[BEGIN DATA FOR THE TASK]

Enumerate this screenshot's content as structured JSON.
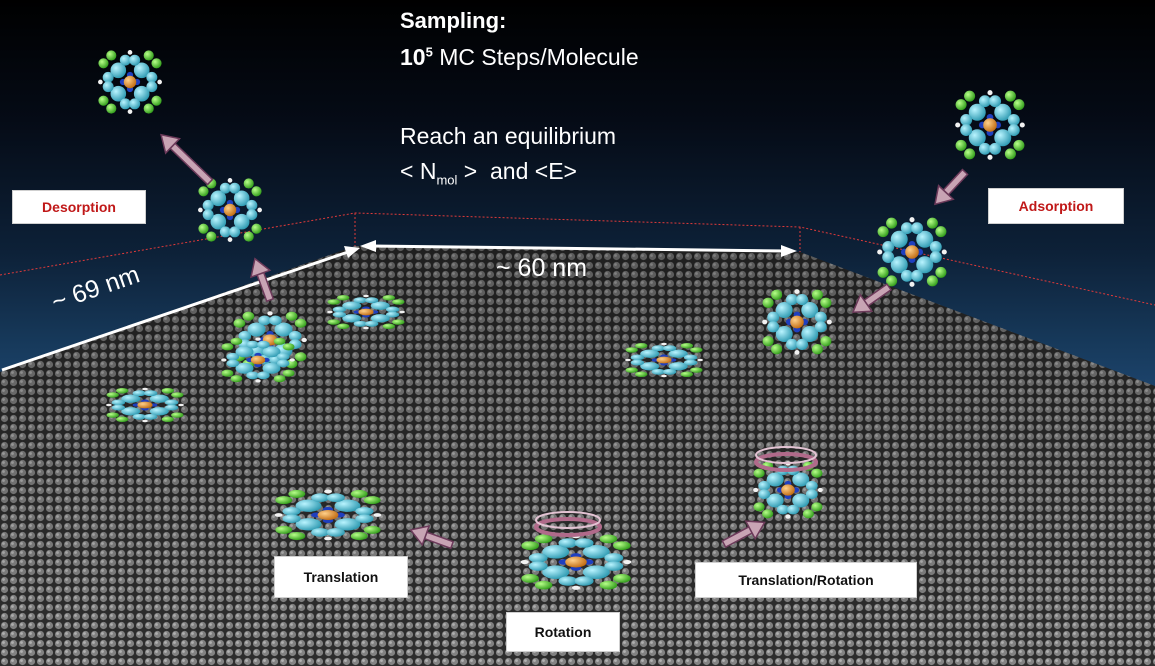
{
  "sampling": {
    "title": "Sampling:",
    "steps_base": "10",
    "steps_exponent": "5",
    "steps_unit": "MC Steps/Molecule",
    "equilibrium_line1": "Reach an equilibrium",
    "equilibrium_prefix": "< N",
    "equilibrium_subscript": "mol",
    "equilibrium_suffix": ">  and <E>"
  },
  "dimensions": {
    "width_label": "~ 60 nm",
    "depth_label": "~ 69 nm"
  },
  "process_labels": {
    "desorption": "Desorption",
    "adsorption": "Adsorption",
    "translation": "Translation",
    "rotation": "Rotation",
    "translation_rotation": "Translation/Rotation"
  },
  "colors": {
    "label_red": "#c01818",
    "arrow_fill": "#c8a4b4",
    "arrow_stroke": "#6c3a5a",
    "dimension_line": "#ffffff",
    "box_outline": "#e03a3a",
    "molecule_ring": "#55c7d6",
    "molecule_chlorine": "#4cc830",
    "molecule_metal": "#e8922a",
    "molecule_nitrogen": "#1f3fbf"
  }
}
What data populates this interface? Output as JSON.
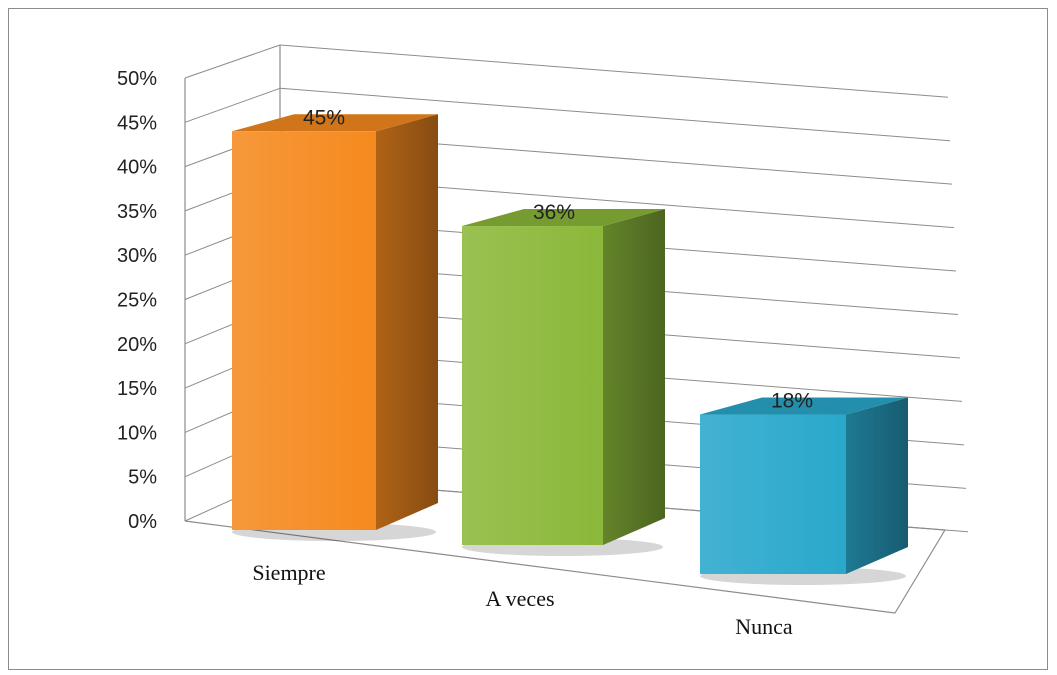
{
  "chart_data": {
    "type": "bar",
    "categories": [
      "Siempre",
      "A veces",
      "Nunca"
    ],
    "values": [
      0.45,
      0.36,
      0.18
    ],
    "data_labels": [
      "45%",
      "36%",
      "18%"
    ],
    "ylim": [
      0,
      0.5
    ],
    "yticks": [
      "0%",
      "5%",
      "10%",
      "15%",
      "20%",
      "25%",
      "30%",
      "35%",
      "40%",
      "45%",
      "50%"
    ],
    "title": "",
    "xlabel": "",
    "ylabel": "",
    "grid": true,
    "style": "3d-column",
    "colors": [
      "#f58a1f",
      "#8bb83a",
      "#29a8cc"
    ]
  }
}
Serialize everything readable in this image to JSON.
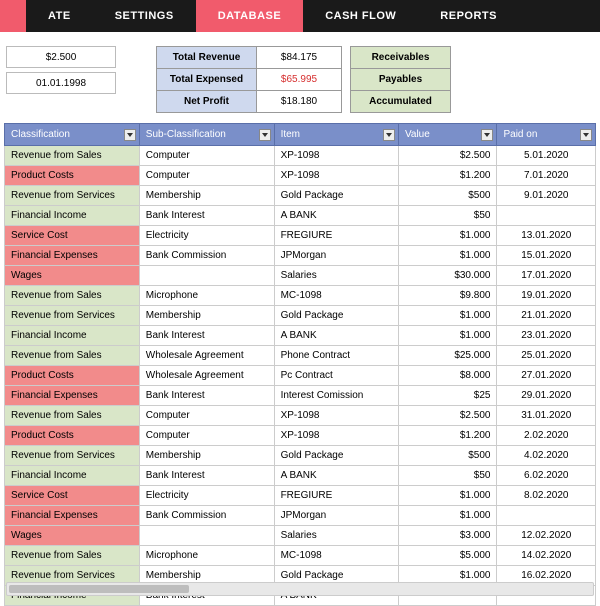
{
  "tabs": {
    "t0": "ATE",
    "t1": "SETTINGS",
    "t2": "DATABASE",
    "t3": "CASH FLOW",
    "t4": "REPORTS"
  },
  "left": {
    "amount": "$2.500",
    "date": "01.01.1998"
  },
  "summary": {
    "rev_label": "Total Revenue",
    "rev_val": "$84.175",
    "exp_label": "Total Expensed",
    "exp_val": "$65.995",
    "net_label": "Net Profit",
    "net_val": "$18.180",
    "recv": "Receivables",
    "pay": "Payables",
    "acc": "Accumulated"
  },
  "headers": {
    "h0": "Classification",
    "h1": "Sub-Classification",
    "h2": "Item",
    "h3": "Value",
    "h4": "Paid on"
  },
  "rows": [
    {
      "cls": "Revenue from Sales",
      "c": "green",
      "sub": "Computer",
      "item": "XP-1098",
      "val": "$2.500",
      "paid": "5.01.2020"
    },
    {
      "cls": "Product Costs",
      "c": "red",
      "sub": "Computer",
      "item": "XP-1098",
      "val": "$1.200",
      "paid": "7.01.2020"
    },
    {
      "cls": "Revenue from Services",
      "c": "green",
      "sub": "Membership",
      "item": "Gold Package",
      "val": "$500",
      "paid": "9.01.2020"
    },
    {
      "cls": "Financial Income",
      "c": "green",
      "sub": "Bank Interest",
      "item": "A BANK",
      "val": "$50",
      "paid": ""
    },
    {
      "cls": "Service Cost",
      "c": "red",
      "sub": "Electricity",
      "item": "FREGIURE",
      "val": "$1.000",
      "paid": "13.01.2020"
    },
    {
      "cls": "Financial Expenses",
      "c": "red",
      "sub": "Bank Commission",
      "item": "JPMorgan",
      "val": "$1.000",
      "paid": "15.01.2020"
    },
    {
      "cls": "Wages",
      "c": "red",
      "sub": "",
      "item": "Salaries",
      "val": "$30.000",
      "paid": "17.01.2020"
    },
    {
      "cls": "Revenue from Sales",
      "c": "green",
      "sub": "Microphone",
      "item": "MC-1098",
      "val": "$9.800",
      "paid": "19.01.2020"
    },
    {
      "cls": "Revenue from Services",
      "c": "green",
      "sub": "Membership",
      "item": "Gold Package",
      "val": "$1.000",
      "paid": "21.01.2020"
    },
    {
      "cls": "Financial Income",
      "c": "green",
      "sub": "Bank Interest",
      "item": "A BANK",
      "val": "$1.000",
      "paid": "23.01.2020"
    },
    {
      "cls": "Revenue from Sales",
      "c": "green",
      "sub": "Wholesale Agreement",
      "item": "Phone Contract",
      "val": "$25.000",
      "paid": "25.01.2020"
    },
    {
      "cls": "Product Costs",
      "c": "red",
      "sub": "Wholesale Agreement",
      "item": "Pc Contract",
      "val": "$8.000",
      "paid": "27.01.2020"
    },
    {
      "cls": "Financial Expenses",
      "c": "red",
      "sub": "Bank Interest",
      "item": "Interest Comission",
      "val": "$25",
      "paid": "29.01.2020"
    },
    {
      "cls": "Revenue from Sales",
      "c": "green",
      "sub": "Computer",
      "item": "XP-1098",
      "val": "$2.500",
      "paid": "31.01.2020"
    },
    {
      "cls": "Product Costs",
      "c": "red",
      "sub": "Computer",
      "item": "XP-1098",
      "val": "$1.200",
      "paid": "2.02.2020"
    },
    {
      "cls": "Revenue from Services",
      "c": "green",
      "sub": "Membership",
      "item": "Gold Package",
      "val": "$500",
      "paid": "4.02.2020"
    },
    {
      "cls": "Financial Income",
      "c": "green",
      "sub": "Bank Interest",
      "item": "A BANK",
      "val": "$50",
      "paid": "6.02.2020"
    },
    {
      "cls": "Service Cost",
      "c": "red",
      "sub": "Electricity",
      "item": "FREGIURE",
      "val": "$1.000",
      "paid": "8.02.2020"
    },
    {
      "cls": "Financial Expenses",
      "c": "red",
      "sub": "Bank Commission",
      "item": "JPMorgan",
      "val": "$1.000",
      "paid": ""
    },
    {
      "cls": "Wages",
      "c": "red",
      "sub": "",
      "item": "Salaries",
      "val": "$3.000",
      "paid": "12.02.2020"
    },
    {
      "cls": "Revenue from Sales",
      "c": "green",
      "sub": "Microphone",
      "item": "MC-1098",
      "val": "$5.000",
      "paid": "14.02.2020"
    },
    {
      "cls": "Revenue from Services",
      "c": "green",
      "sub": "Membership",
      "item": "Gold Package",
      "val": "$1.000",
      "paid": "16.02.2020"
    },
    {
      "cls": "Financial Income",
      "c": "green",
      "sub": "Bank Interest",
      "item": "A BANK",
      "val": "",
      "paid": ""
    }
  ]
}
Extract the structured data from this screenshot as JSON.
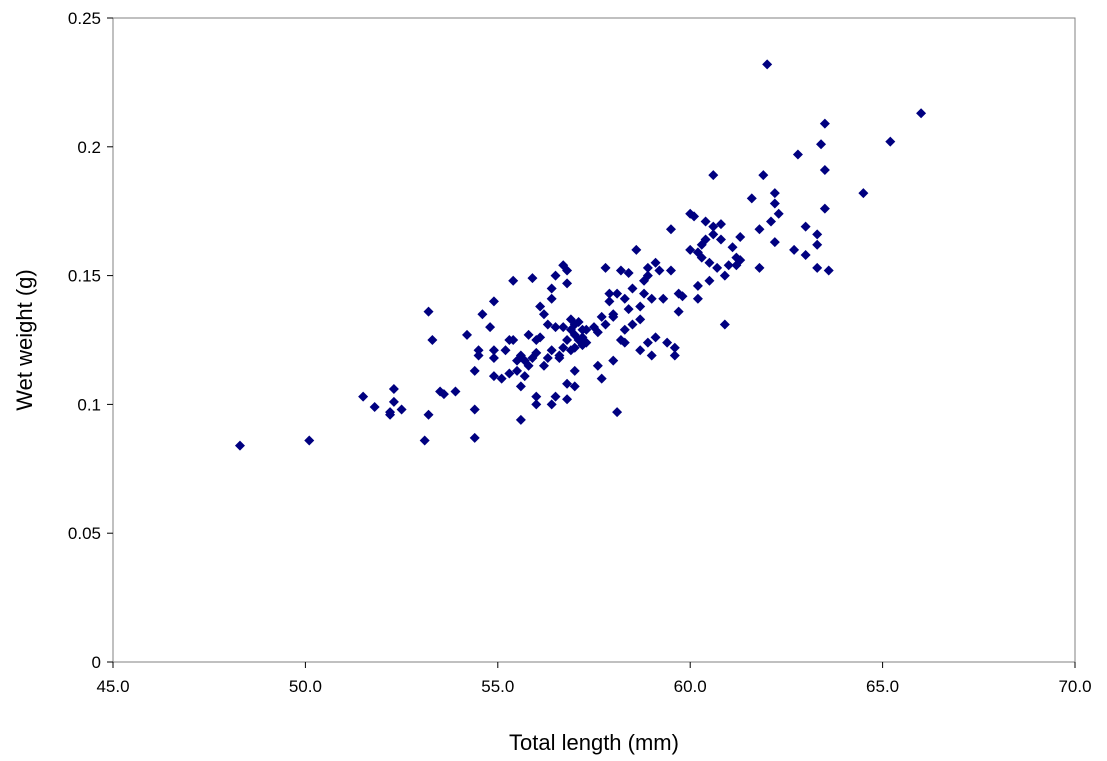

[END DATA FOR THE TASK]

> [YOUR OBJECTIVE]:
The records above must be echoed exactly, minus their pictures.

> [REPLY]:
Enumerate this screenshot's content as structured JSON.
{
  "sampling": {
    "title": "Sampling:",
    "steps_base": "10",
    "steps_exponent": "5",
    "steps_unit": "MC Steps/Molecule",
    "equilibrium_line1": "Reach an equilibrium",
    "equilibrium_prefix": "< N",
    "equilibrium_subscript": "mol",
    "equilibrium_suffix": ">  and <E>"
  },
  "dimensions": {
    "width_label": "~ 60 nm",
    "depth_label": "~ 69 nm"
  },
  "process_labels": {
    "desorption": "Desorption",
    "adsorption": "Adsorption",
    "translation": "Translation",
    "rotation": "Rotation",
    "translation_rotation": "Translation/Rotation"
  },
  "colors": {
    "label_red": "#c01818",
    "arrow_fill": "#c8a4b4",
    "arrow_stroke": "#6c3a5a",
    "dimension_line": "#ffffff",
    "box_outline": "#e03a3a",
    "molecule_ring": "#55c7d6",
    "molecule_chlorine": "#4cc830",
    "molecule_metal": "#e8922a",
    "molecule_nitrogen": "#1f3fbf"
  }
}
What data populates this interface? Output as JSON.
{
  "chart_data": {
    "type": "bar",
    "categories": [
      "Siempre",
      "A veces",
      "Nunca"
    ],
    "values": [
      0.45,
      0.36,
      0.18
    ],
    "data_labels": [
      "45%",
      "36%",
      "18%"
    ],
    "ylim": [
      0,
      0.5
    ],
    "yticks": [
      "0%",
      "5%",
      "10%",
      "15%",
      "20%",
      "25%",
      "30%",
      "35%",
      "40%",
      "45%",
      "50%"
    ],
    "title": "",
    "xlabel": "",
    "ylabel": "",
    "grid": true,
    "style": "3d-column",
    "colors": [
      "#f58a1f",
      "#8bb83a",
      "#29a8cc"
    ]
  }
}
Serialize everything readable in this image to JSON.
{
  "tabs": {
    "t0": "ATE",
    "t1": "SETTINGS",
    "t2": "DATABASE",
    "t3": "CASH FLOW",
    "t4": "REPORTS"
  },
  "left": {
    "amount": "$2.500",
    "date": "01.01.1998"
  },
  "summary": {
    "rev_label": "Total Revenue",
    "rev_val": "$84.175",
    "exp_label": "Total Expensed",
    "exp_val": "$65.995",
    "net_label": "Net Profit",
    "net_val": "$18.180",
    "recv": "Receivables",
    "pay": "Payables",
    "acc": "Accumulated"
  },
  "headers": {
    "h0": "Classification",
    "h1": "Sub-Classification",
    "h2": "Item",
    "h3": "Value",
    "h4": "Paid on"
  },
  "rows": [
    {
      "cls": "Revenue from Sales",
      "c": "green",
      "sub": "Computer",
      "item": "XP-1098",
      "val": "$2.500",
      "paid": "5.01.2020"
    },
    {
      "cls": "Product Costs",
      "c": "red",
      "sub": "Computer",
      "item": "XP-1098",
      "val": "$1.200",
      "paid": "7.01.2020"
    },
    {
      "cls": "Revenue from Services",
      "c": "green",
      "sub": "Membership",
      "item": "Gold Package",
      "val": "$500",
      "paid": "9.01.2020"
    },
    {
      "cls": "Financial Income",
      "c": "green",
      "sub": "Bank Interest",
      "item": "A BANK",
      "val": "$50",
      "paid": ""
    },
    {
      "cls": "Service Cost",
      "c": "red",
      "sub": "Electricity",
      "item": "FREGIURE",
      "val": "$1.000",
      "paid": "13.01.2020"
    },
    {
      "cls": "Financial Expenses",
      "c": "red",
      "sub": "Bank Commission",
      "item": "JPMorgan",
      "val": "$1.000",
      "paid": "15.01.2020"
    },
    {
      "cls": "Wages",
      "c": "red",
      "sub": "",
      "item": "Salaries",
      "val": "$30.000",
      "paid": "17.01.2020"
    },
    {
      "cls": "Revenue from Sales",
      "c": "green",
      "sub": "Microphone",
      "item": "MC-1098",
      "val": "$9.800",
      "paid": "19.01.2020"
    },
    {
      "cls": "Revenue from Services",
      "c": "green",
      "sub": "Membership",
      "item": "Gold Package",
      "val": "$1.000",
      "paid": "21.01.2020"
    },
    {
      "cls": "Financial Income",
      "c": "green",
      "sub": "Bank Interest",
      "item": "A BANK",
      "val": "$1.000",
      "paid": "23.01.2020"
    },
    {
      "cls": "Revenue from Sales",
      "c": "green",
      "sub": "Wholesale Agreement",
      "item": "Phone Contract",
      "val": "$25.000",
      "paid": "25.01.2020"
    },
    {
      "cls": "Product Costs",
      "c": "red",
      "sub": "Wholesale Agreement",
      "item": "Pc Contract",
      "val": "$8.000",
      "paid": "27.01.2020"
    },
    {
      "cls": "Financial Expenses",
      "c": "red",
      "sub": "Bank Interest",
      "item": "Interest Comission",
      "val": "$25",
      "paid": "29.01.2020"
    },
    {
      "cls": "Revenue from Sales",
      "c": "green",
      "sub": "Computer",
      "item": "XP-1098",
      "val": "$2.500",
      "paid": "31.01.2020"
    },
    {
      "cls": "Product Costs",
      "c": "red",
      "sub": "Computer",
      "item": "XP-1098",
      "val": "$1.200",
      "paid": "2.02.2020"
    },
    {
      "cls": "Revenue from Services",
      "c": "green",
      "sub": "Membership",
      "item": "Gold Package",
      "val": "$500",
      "paid": "4.02.2020"
    },
    {
      "cls": "Financial Income",
      "c": "green",
      "sub": "Bank Interest",
      "item": "A BANK",
      "val": "$50",
      "paid": "6.02.2020"
    },
    {
      "cls": "Service Cost",
      "c": "red",
      "sub": "Electricity",
      "item": "FREGIURE",
      "val": "$1.000",
      "paid": "8.02.2020"
    },
    {
      "cls": "Financial Expenses",
      "c": "red",
      "sub": "Bank Commission",
      "item": "JPMorgan",
      "val": "$1.000",
      "paid": ""
    },
    {
      "cls": "Wages",
      "c": "red",
      "sub": "",
      "item": "Salaries",
      "val": "$3.000",
      "paid": "12.02.2020"
    },
    {
      "cls": "Revenue from Sales",
      "c": "green",
      "sub": "Microphone",
      "item": "MC-1098",
      "val": "$5.000",
      "paid": "14.02.2020"
    },
    {
      "cls": "Revenue from Services",
      "c": "green",
      "sub": "Membership",
      "item": "Gold Package",
      "val": "$1.000",
      "paid": "16.02.2020"
    },
    {
      "cls": "Financial Income",
      "c": "green",
      "sub": "Bank Interest",
      "item": "A BANK",
      "val": "",
      "paid": ""
    }
  ]
}
Extract the structured data from this screenshot as JSON.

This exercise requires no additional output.